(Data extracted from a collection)
-- START --

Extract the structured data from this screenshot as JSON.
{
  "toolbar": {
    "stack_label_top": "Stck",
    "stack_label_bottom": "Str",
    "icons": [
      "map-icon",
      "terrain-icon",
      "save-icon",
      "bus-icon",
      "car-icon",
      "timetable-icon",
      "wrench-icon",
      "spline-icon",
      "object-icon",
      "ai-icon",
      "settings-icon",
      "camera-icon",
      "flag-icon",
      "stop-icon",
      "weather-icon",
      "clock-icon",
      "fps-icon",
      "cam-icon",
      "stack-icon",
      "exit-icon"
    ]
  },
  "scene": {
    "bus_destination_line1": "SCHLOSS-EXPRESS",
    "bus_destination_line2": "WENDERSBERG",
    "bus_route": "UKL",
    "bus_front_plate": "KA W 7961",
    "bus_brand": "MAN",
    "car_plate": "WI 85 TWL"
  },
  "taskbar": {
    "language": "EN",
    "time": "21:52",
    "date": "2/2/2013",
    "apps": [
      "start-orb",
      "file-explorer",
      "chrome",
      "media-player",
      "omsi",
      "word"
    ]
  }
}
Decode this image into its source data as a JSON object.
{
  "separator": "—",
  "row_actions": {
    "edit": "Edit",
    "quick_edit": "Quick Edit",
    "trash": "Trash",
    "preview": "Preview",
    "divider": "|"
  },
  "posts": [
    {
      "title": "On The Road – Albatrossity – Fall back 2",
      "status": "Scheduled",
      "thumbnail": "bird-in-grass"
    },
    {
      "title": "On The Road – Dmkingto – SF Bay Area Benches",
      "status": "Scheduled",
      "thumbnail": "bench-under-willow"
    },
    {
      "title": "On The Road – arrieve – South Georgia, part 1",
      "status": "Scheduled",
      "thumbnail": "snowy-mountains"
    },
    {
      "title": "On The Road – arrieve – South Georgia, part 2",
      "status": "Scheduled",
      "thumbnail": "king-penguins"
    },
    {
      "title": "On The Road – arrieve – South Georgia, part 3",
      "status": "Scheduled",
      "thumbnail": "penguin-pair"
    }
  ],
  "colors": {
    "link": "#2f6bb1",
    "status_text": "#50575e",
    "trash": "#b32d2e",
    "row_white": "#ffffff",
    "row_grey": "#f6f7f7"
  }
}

-- END --

Description of the task:
Set down the entries above again, word for word.

Exercise response:
Extract the structured data from this screenshot as JSON.
{
  "toolbar": {
    "stack_label_top": "Stck",
    "stack_label_bottom": "Str",
    "icons": [
      "map-icon",
      "terrain-icon",
      "save-icon",
      "bus-icon",
      "car-icon",
      "timetable-icon",
      "wrench-icon",
      "spline-icon",
      "object-icon",
      "ai-icon",
      "settings-icon",
      "camera-icon",
      "flag-icon",
      "stop-icon",
      "weather-icon",
      "clock-icon",
      "fps-icon",
      "cam-icon",
      "stack-icon",
      "exit-icon"
    ]
  },
  "scene": {
    "bus_destination_line1": "SCHLOSS-EXPRESS",
    "bus_destination_line2": "WENDERSBERG",
    "bus_route": "UKL",
    "bus_front_plate": "KA W 7961",
    "bus_brand": "MAN",
    "car_plate": "WI 85 TWL"
  },
  "taskbar": {
    "language": "EN",
    "time": "21:52",
    "date": "2/2/2013",
    "apps": [
      "start-orb",
      "file-explorer",
      "chrome",
      "media-player",
      "omsi",
      "word"
    ]
  }
}
Decode this image into its source data as a JSON object.
{
  "separator": "—",
  "row_actions": {
    "edit": "Edit",
    "quick_edit": "Quick Edit",
    "trash": "Trash",
    "preview": "Preview",
    "divider": "|"
  },
  "posts": [
    {
      "title": "On The Road – Albatrossity – Fall back 2",
      "status": "Scheduled",
      "thumbnail": "bird-in-grass"
    },
    {
      "title": "On The Road – Dmkingto – SF Bay Area Benches",
      "status": "Scheduled",
      "thumbnail": "bench-under-willow"
    },
    {
      "title": "On The Road – arrieve – South Georgia, part 1",
      "status": "Scheduled",
      "thumbnail": "snowy-mountains"
    },
    {
      "title": "On The Road – arrieve – South Georgia, part 2",
      "status": "Scheduled",
      "thumbnail": "king-penguins"
    },
    {
      "title": "On The Road – arrieve – South Georgia, part 3",
      "status": "Scheduled",
      "thumbnail": "penguin-pair"
    }
  ],
  "colors": {
    "link": "#2f6bb1",
    "status_text": "#50575e",
    "trash": "#b32d2e",
    "row_white": "#ffffff",
    "row_grey": "#f6f7f7"
  }
}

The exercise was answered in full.